▸ Work instruction: Please go through the records below and return every line holding the word "position".

Source data:

=== Begin Enclosure ===

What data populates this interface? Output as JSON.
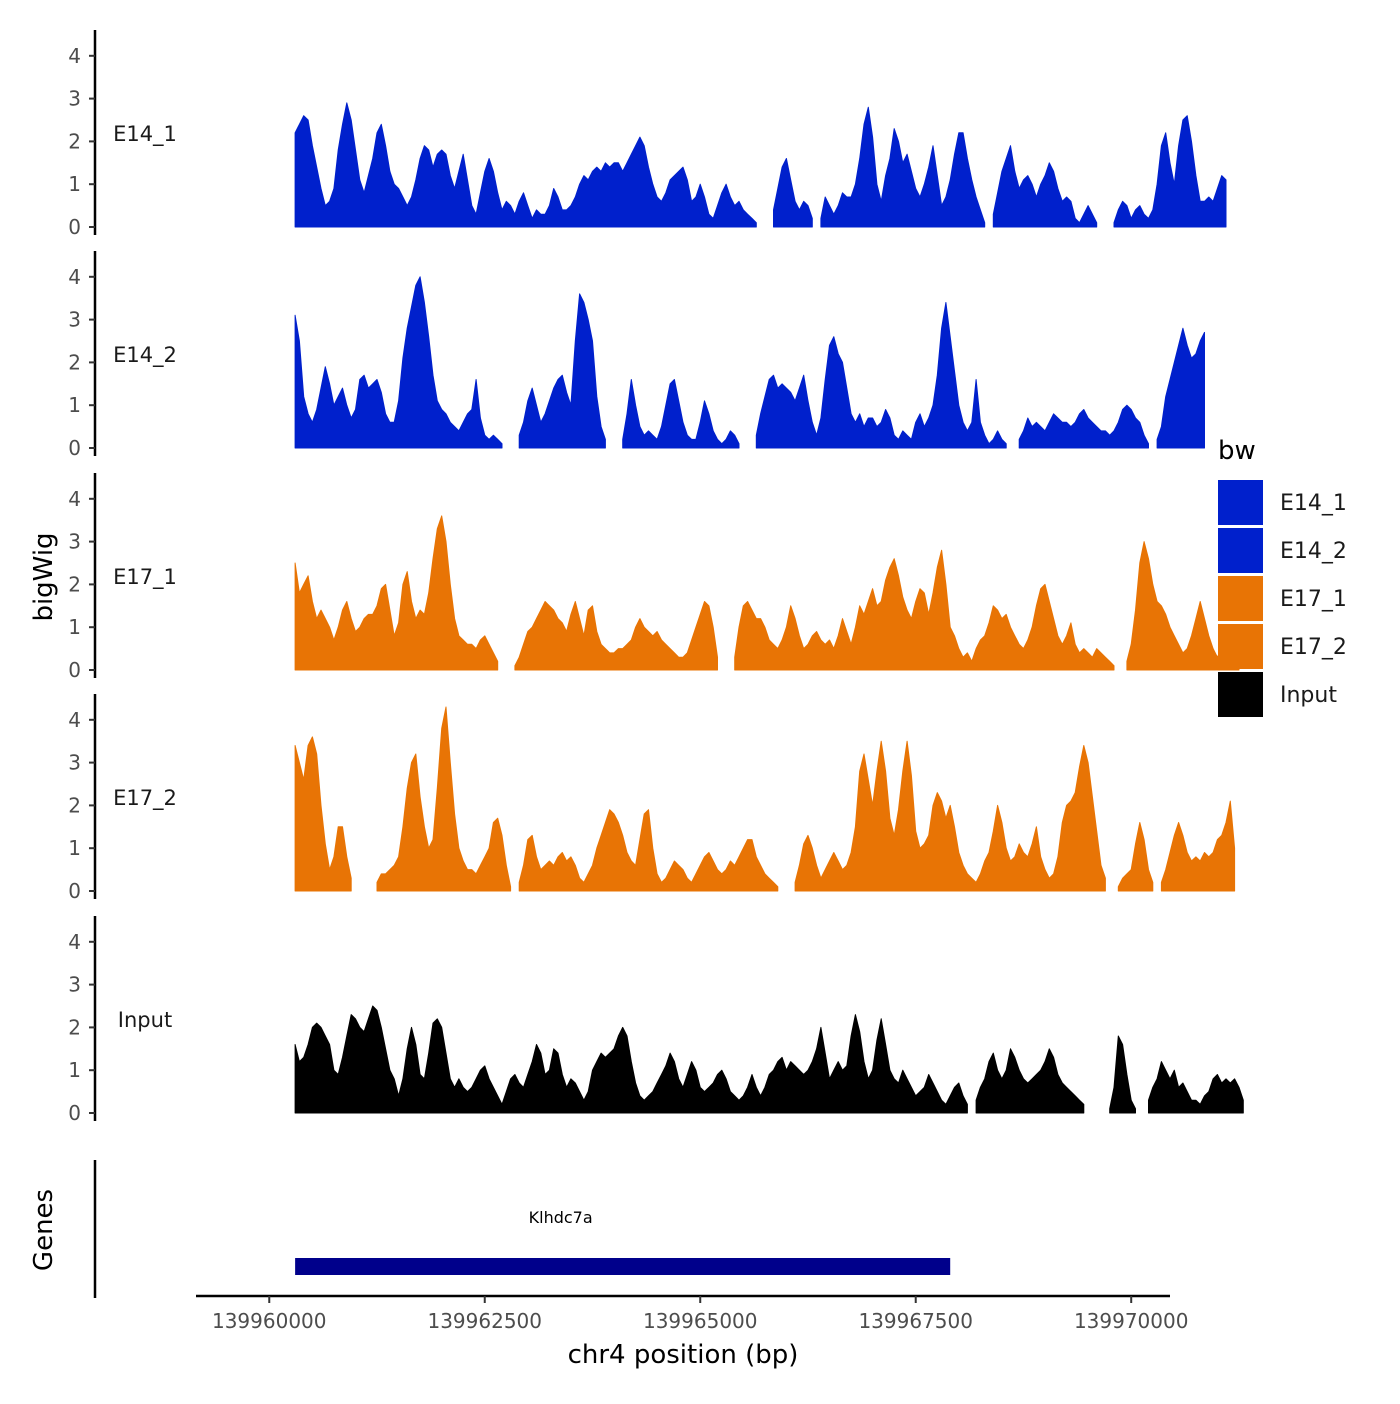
{
  "chart_data": {
    "type": "area",
    "title": "",
    "region": {
      "chromosome": "chr4",
      "start": 139960300,
      "end": 139970000
    },
    "xlim": [
      139959150,
      139970450
    ],
    "ylim": [
      0,
      4.5
    ],
    "xlabel": "chr4 position (bp)",
    "ylabel": "bigWig",
    "x_ticks": [
      {
        "value": 139960000,
        "label": "139960000"
      },
      {
        "value": 139962500,
        "label": "139962500"
      },
      {
        "value": 139965000,
        "label": "139965000"
      },
      {
        "value": 139967500,
        "label": "139967500"
      },
      {
        "value": 139970000,
        "label": "139970000"
      }
    ],
    "y_ticks": [
      {
        "value": 0,
        "label": "0"
      },
      {
        "value": 1,
        "label": "1"
      },
      {
        "value": 2,
        "label": "2"
      },
      {
        "value": 3,
        "label": "3"
      },
      {
        "value": 4,
        "label": "4"
      }
    ],
    "legend": {
      "title": "bw",
      "position": "right",
      "entries": [
        {
          "name": "E14_1",
          "color": "#0020CC"
        },
        {
          "name": "E14_2",
          "color": "#0020CC"
        },
        {
          "name": "E17_1",
          "color": "#E87405"
        },
        {
          "name": "E17_2",
          "color": "#E87405"
        },
        {
          "name": "Input",
          "color": "#000000"
        }
      ]
    },
    "series": [
      {
        "name": "E14_1",
        "color": "#0020CC",
        "step": 50,
        "values": [
          2.2,
          2.4,
          2.6,
          2.5,
          1.9,
          1.4,
          0.9,
          0.5,
          0.6,
          0.9,
          1.8,
          2.4,
          2.9,
          2.5,
          1.8,
          1.1,
          0.8,
          1.2,
          1.6,
          2.2,
          2.4,
          1.9,
          1.3,
          1.0,
          0.9,
          0.7,
          0.5,
          0.7,
          1.1,
          1.6,
          1.9,
          1.8,
          1.4,
          1.7,
          1.8,
          1.7,
          1.2,
          0.9,
          1.3,
          1.7,
          1.1,
          0.5,
          0.3,
          0.8,
          1.3,
          1.6,
          1.3,
          0.8,
          0.4,
          0.6,
          0.5,
          0.3,
          0.6,
          0.8,
          0.5,
          0.2,
          0.4,
          0.3,
          0.3,
          0.5,
          0.9,
          0.7,
          0.4,
          0.4,
          0.5,
          0.7,
          1.0,
          1.2,
          1.1,
          1.3,
          1.4,
          1.3,
          1.5,
          1.4,
          1.5,
          1.5,
          1.3,
          1.5,
          1.7,
          1.9,
          2.1,
          1.9,
          1.4,
          1.0,
          0.7,
          0.6,
          0.8,
          1.1,
          1.2,
          1.3,
          1.4,
          1.1,
          0.6,
          0.7,
          1.0,
          0.7,
          0.3,
          0.2,
          0.5,
          0.8,
          1.0,
          0.7,
          0.5,
          0.6,
          0.4,
          0.3,
          0.2,
          0.1,
          0.0,
          0.0,
          0.0,
          0.4,
          0.9,
          1.4,
          1.6,
          1.1,
          0.6,
          0.4,
          0.6,
          0.5,
          0.2,
          0.0,
          0.2,
          0.7,
          0.5,
          0.3,
          0.5,
          0.8,
          0.7,
          0.7,
          1.0,
          1.6,
          2.4,
          2.8,
          2.1,
          1.0,
          0.6,
          1.2,
          1.6,
          2.3,
          2.0,
          1.5,
          1.7,
          1.3,
          0.9,
          0.7,
          1.0,
          1.4,
          1.9,
          1.2,
          0.5,
          0.7,
          1.1,
          1.7,
          2.2,
          2.2,
          1.6,
          1.1,
          0.7,
          0.4,
          0.1,
          0.0,
          0.3,
          0.8,
          1.3,
          1.6,
          1.9,
          1.3,
          0.9,
          1.1,
          1.2,
          1.0,
          0.7,
          1.0,
          1.2,
          1.5,
          1.3,
          0.9,
          0.6,
          0.7,
          0.6,
          0.2,
          0.1,
          0.3,
          0.5,
          0.3,
          0.1,
          0.0,
          0.0,
          0.0,
          0.1,
          0.4,
          0.6,
          0.5,
          0.2,
          0.4,
          0.5,
          0.3,
          0.2,
          0.4,
          1.0,
          1.9,
          2.2,
          1.5,
          1.0,
          1.9,
          2.5,
          2.6,
          2.0,
          1.2,
          0.6,
          0.6,
          0.7,
          0.6,
          0.9,
          1.2,
          1.1
        ]
      },
      {
        "name": "E14_2",
        "color": "#0020CC",
        "step": 50,
        "values": [
          3.1,
          2.5,
          1.2,
          0.8,
          0.6,
          0.9,
          1.4,
          1.9,
          1.5,
          1.0,
          1.2,
          1.4,
          1.0,
          0.7,
          0.9,
          1.6,
          1.7,
          1.4,
          1.5,
          1.6,
          1.3,
          0.8,
          0.6,
          0.6,
          1.1,
          2.1,
          2.8,
          3.3,
          3.8,
          4.0,
          3.4,
          2.6,
          1.7,
          1.1,
          0.9,
          0.8,
          0.6,
          0.5,
          0.4,
          0.6,
          0.8,
          0.9,
          1.6,
          0.7,
          0.3,
          0.2,
          0.3,
          0.2,
          0.1,
          0.0,
          0.0,
          0.0,
          0.3,
          0.6,
          1.1,
          1.4,
          1.0,
          0.6,
          0.8,
          1.1,
          1.4,
          1.6,
          1.7,
          1.3,
          1.0,
          2.5,
          3.6,
          3.4,
          3.0,
          2.5,
          1.2,
          0.5,
          0.2,
          0.0,
          0.0,
          0.0,
          0.2,
          0.8,
          1.6,
          1.0,
          0.5,
          0.3,
          0.4,
          0.3,
          0.2,
          0.5,
          1.0,
          1.5,
          1.6,
          1.1,
          0.6,
          0.3,
          0.2,
          0.2,
          0.6,
          1.1,
          0.8,
          0.4,
          0.2,
          0.1,
          0.2,
          0.4,
          0.3,
          0.1,
          0.0,
          0.0,
          0.0,
          0.3,
          0.8,
          1.2,
          1.6,
          1.7,
          1.4,
          1.5,
          1.4,
          1.3,
          1.1,
          1.4,
          1.7,
          1.1,
          0.6,
          0.3,
          0.7,
          1.6,
          2.4,
          2.6,
          2.2,
          2.0,
          1.4,
          0.8,
          0.6,
          0.8,
          0.5,
          0.7,
          0.7,
          0.5,
          0.6,
          0.9,
          0.7,
          0.3,
          0.2,
          0.4,
          0.3,
          0.2,
          0.6,
          0.8,
          0.5,
          0.7,
          1.0,
          1.7,
          2.8,
          3.4,
          2.6,
          1.8,
          1.0,
          0.6,
          0.4,
          0.6,
          1.6,
          0.6,
          0.3,
          0.1,
          0.2,
          0.4,
          0.2,
          0.1,
          0.0,
          0.0,
          0.2,
          0.4,
          0.7,
          0.5,
          0.6,
          0.5,
          0.4,
          0.6,
          0.8,
          0.7,
          0.6,
          0.6,
          0.5,
          0.6,
          0.8,
          0.9,
          0.7,
          0.6,
          0.5,
          0.4,
          0.4,
          0.3,
          0.4,
          0.6,
          0.9,
          1.0,
          0.9,
          0.7,
          0.6,
          0.3,
          0.1,
          0.0,
          0.2,
          0.5,
          1.2,
          1.6,
          2.0,
          2.4,
          2.8,
          2.4,
          2.1,
          2.2,
          2.5,
          2.7
        ]
      },
      {
        "name": "E17_1",
        "color": "#E87405",
        "step": 50,
        "values": [
          2.5,
          1.8,
          2.0,
          2.2,
          1.6,
          1.2,
          1.4,
          1.2,
          1.0,
          0.7,
          1.0,
          1.4,
          1.6,
          1.2,
          0.9,
          1.0,
          1.2,
          1.3,
          1.3,
          1.5,
          1.9,
          2.0,
          1.4,
          0.8,
          1.1,
          2.0,
          2.3,
          1.6,
          1.2,
          1.4,
          1.3,
          1.8,
          2.6,
          3.3,
          3.6,
          3.0,
          2.0,
          1.2,
          0.8,
          0.7,
          0.6,
          0.6,
          0.5,
          0.7,
          0.8,
          0.6,
          0.4,
          0.2,
          0.0,
          0.0,
          0.0,
          0.1,
          0.3,
          0.6,
          0.9,
          1.0,
          1.2,
          1.4,
          1.6,
          1.5,
          1.4,
          1.2,
          1.1,
          0.9,
          1.3,
          1.6,
          1.2,
          0.8,
          1.4,
          1.5,
          0.9,
          0.6,
          0.5,
          0.4,
          0.4,
          0.5,
          0.5,
          0.6,
          0.7,
          1.0,
          1.2,
          1.0,
          0.9,
          0.8,
          0.9,
          0.7,
          0.6,
          0.5,
          0.4,
          0.3,
          0.3,
          0.4,
          0.7,
          1.0,
          1.3,
          1.6,
          1.5,
          1.0,
          0.3,
          0.0,
          0.0,
          0.0,
          0.3,
          1.0,
          1.5,
          1.6,
          1.4,
          1.2,
          1.2,
          1.0,
          0.7,
          0.6,
          0.5,
          0.7,
          1.0,
          1.5,
          1.2,
          0.8,
          0.5,
          0.6,
          0.8,
          0.9,
          0.7,
          0.6,
          0.7,
          0.5,
          0.8,
          1.2,
          0.9,
          0.6,
          1.0,
          1.5,
          1.3,
          1.6,
          1.9,
          1.5,
          1.6,
          2.1,
          2.4,
          2.6,
          2.2,
          1.7,
          1.4,
          1.2,
          1.6,
          1.9,
          1.8,
          1.3,
          1.8,
          2.4,
          2.8,
          2.0,
          1.0,
          0.8,
          0.5,
          0.3,
          0.4,
          0.2,
          0.5,
          0.7,
          0.8,
          1.1,
          1.5,
          1.4,
          1.2,
          1.3,
          1.0,
          0.8,
          0.6,
          0.5,
          0.7,
          1.0,
          1.5,
          1.9,
          2.0,
          1.6,
          1.2,
          0.8,
          0.6,
          0.8,
          1.1,
          0.6,
          0.4,
          0.5,
          0.4,
          0.3,
          0.5,
          0.4,
          0.3,
          0.2,
          0.1,
          0.0,
          0.0,
          0.2,
          0.6,
          1.4,
          2.5,
          3.0,
          2.6,
          2.0,
          1.6,
          1.5,
          1.3,
          1.0,
          0.8,
          0.6,
          0.4,
          0.5,
          0.8,
          1.2,
          1.6,
          1.2,
          0.8,
          0.5,
          0.3,
          0.5,
          0.8,
          0.9,
          0.7,
          0.6
        ]
      },
      {
        "name": "E17_2",
        "color": "#E87405",
        "step": 50,
        "values": [
          3.4,
          3.0,
          2.6,
          3.4,
          3.6,
          3.2,
          2.0,
          1.1,
          0.5,
          0.8,
          1.5,
          1.5,
          0.8,
          0.3,
          0.0,
          0.0,
          0.0,
          0.0,
          0.0,
          0.2,
          0.4,
          0.4,
          0.5,
          0.6,
          0.8,
          1.5,
          2.4,
          3.0,
          3.2,
          2.2,
          1.5,
          1.0,
          1.2,
          2.4,
          3.8,
          4.3,
          3.0,
          1.8,
          1.0,
          0.7,
          0.5,
          0.5,
          0.4,
          0.6,
          0.8,
          1.0,
          1.6,
          1.7,
          1.3,
          0.6,
          0.1,
          0.0,
          0.2,
          0.6,
          1.2,
          1.3,
          0.8,
          0.5,
          0.6,
          0.7,
          0.6,
          0.8,
          0.9,
          0.7,
          0.8,
          0.6,
          0.3,
          0.2,
          0.4,
          0.6,
          1.0,
          1.3,
          1.6,
          1.9,
          1.8,
          1.6,
          1.3,
          0.9,
          0.7,
          0.6,
          1.2,
          1.8,
          1.9,
          1.0,
          0.4,
          0.2,
          0.3,
          0.5,
          0.7,
          0.6,
          0.5,
          0.3,
          0.2,
          0.4,
          0.6,
          0.8,
          0.9,
          0.7,
          0.5,
          0.4,
          0.5,
          0.7,
          0.6,
          0.8,
          1.0,
          1.2,
          1.2,
          0.8,
          0.6,
          0.4,
          0.3,
          0.2,
          0.1,
          0.0,
          0.0,
          0.0,
          0.2,
          0.6,
          1.1,
          1.3,
          1.0,
          0.6,
          0.3,
          0.5,
          0.7,
          0.9,
          0.7,
          0.5,
          0.6,
          0.9,
          1.5,
          2.8,
          3.2,
          2.6,
          2.0,
          2.8,
          3.5,
          2.8,
          1.7,
          1.3,
          1.9,
          2.8,
          3.5,
          2.7,
          1.4,
          1.0,
          1.1,
          1.3,
          2.0,
          2.3,
          2.1,
          1.7,
          2.0,
          1.5,
          0.9,
          0.6,
          0.4,
          0.3,
          0.2,
          0.4,
          0.7,
          0.9,
          1.4,
          2.0,
          1.6,
          1.0,
          0.7,
          0.8,
          1.1,
          0.9,
          0.8,
          1.1,
          1.5,
          0.8,
          0.5,
          0.3,
          0.4,
          0.8,
          1.6,
          2.0,
          2.1,
          2.3,
          2.9,
          3.4,
          3.0,
          2.2,
          1.4,
          0.6,
          0.3,
          0.0,
          0.0,
          0.1,
          0.3,
          0.4,
          0.5,
          1.1,
          1.6,
          1.2,
          0.5,
          0.2,
          0.0,
          0.2,
          0.5,
          0.9,
          1.3,
          1.6,
          1.3,
          0.9,
          0.7,
          0.8,
          0.7,
          0.9,
          0.8,
          0.9,
          1.2,
          1.3,
          1.6,
          2.1,
          1.0
        ]
      },
      {
        "name": "Input",
        "color": "#000000",
        "step": 50,
        "values": [
          1.6,
          1.2,
          1.3,
          1.6,
          2.0,
          2.1,
          2.0,
          1.8,
          1.6,
          1.0,
          0.9,
          1.3,
          1.8,
          2.3,
          2.2,
          2.0,
          1.9,
          2.2,
          2.5,
          2.4,
          2.0,
          1.5,
          1.0,
          0.8,
          0.4,
          0.8,
          1.5,
          2.0,
          1.6,
          0.9,
          0.8,
          1.4,
          2.1,
          2.2,
          2.0,
          1.4,
          0.8,
          0.6,
          0.8,
          0.6,
          0.5,
          0.6,
          0.8,
          1.0,
          1.1,
          0.8,
          0.6,
          0.4,
          0.2,
          0.5,
          0.8,
          0.9,
          0.7,
          0.6,
          0.9,
          1.2,
          1.6,
          1.4,
          0.9,
          1.0,
          1.5,
          1.4,
          0.9,
          0.6,
          0.8,
          0.7,
          0.5,
          0.3,
          0.5,
          1.0,
          1.2,
          1.4,
          1.3,
          1.4,
          1.5,
          1.8,
          2.0,
          1.8,
          1.2,
          0.7,
          0.4,
          0.3,
          0.4,
          0.5,
          0.7,
          0.9,
          1.1,
          1.4,
          1.2,
          0.8,
          0.6,
          0.9,
          1.2,
          1.0,
          0.6,
          0.5,
          0.6,
          0.7,
          0.9,
          1.0,
          0.8,
          0.5,
          0.4,
          0.3,
          0.4,
          0.6,
          0.9,
          0.6,
          0.4,
          0.6,
          0.9,
          1.0,
          1.2,
          1.3,
          1.0,
          1.2,
          1.1,
          1.0,
          0.9,
          1.0,
          1.2,
          1.5,
          2.0,
          1.4,
          0.8,
          1.0,
          1.2,
          1.0,
          1.1,
          1.8,
          2.3,
          1.9,
          1.2,
          0.8,
          1.0,
          1.7,
          2.2,
          1.6,
          1.0,
          0.8,
          0.7,
          1.0,
          0.8,
          0.6,
          0.4,
          0.5,
          0.6,
          0.9,
          0.7,
          0.5,
          0.3,
          0.2,
          0.4,
          0.6,
          0.7,
          0.4,
          0.2,
          0.0,
          0.3,
          0.6,
          0.8,
          1.2,
          1.4,
          1.0,
          0.8,
          1.0,
          1.5,
          1.3,
          1.0,
          0.8,
          0.7,
          0.8,
          0.9,
          1.0,
          1.2,
          1.5,
          1.3,
          0.9,
          0.7,
          0.6,
          0.5,
          0.4,
          0.3,
          0.2,
          0.0,
          0.0,
          0.0,
          0.0,
          0.0,
          0.1,
          0.6,
          1.8,
          1.6,
          0.9,
          0.3,
          0.1,
          0.0,
          0.0,
          0.3,
          0.6,
          0.8,
          1.2,
          1.0,
          0.8,
          1.0,
          0.6,
          0.7,
          0.5,
          0.3,
          0.3,
          0.2,
          0.4,
          0.5,
          0.8,
          0.9,
          0.7,
          0.8,
          0.7,
          0.8,
          0.6,
          0.3
        ]
      }
    ],
    "genes": {
      "title": "Genes",
      "items": [
        {
          "name": "Klhdc7a",
          "start": 139960300,
          "end": 139967900,
          "color": "#00008B"
        }
      ]
    }
  }
}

=== End Enclosure ===

▸ Exercise output:
    "xlabel": "chr4 position (bp)",
      "position": "right",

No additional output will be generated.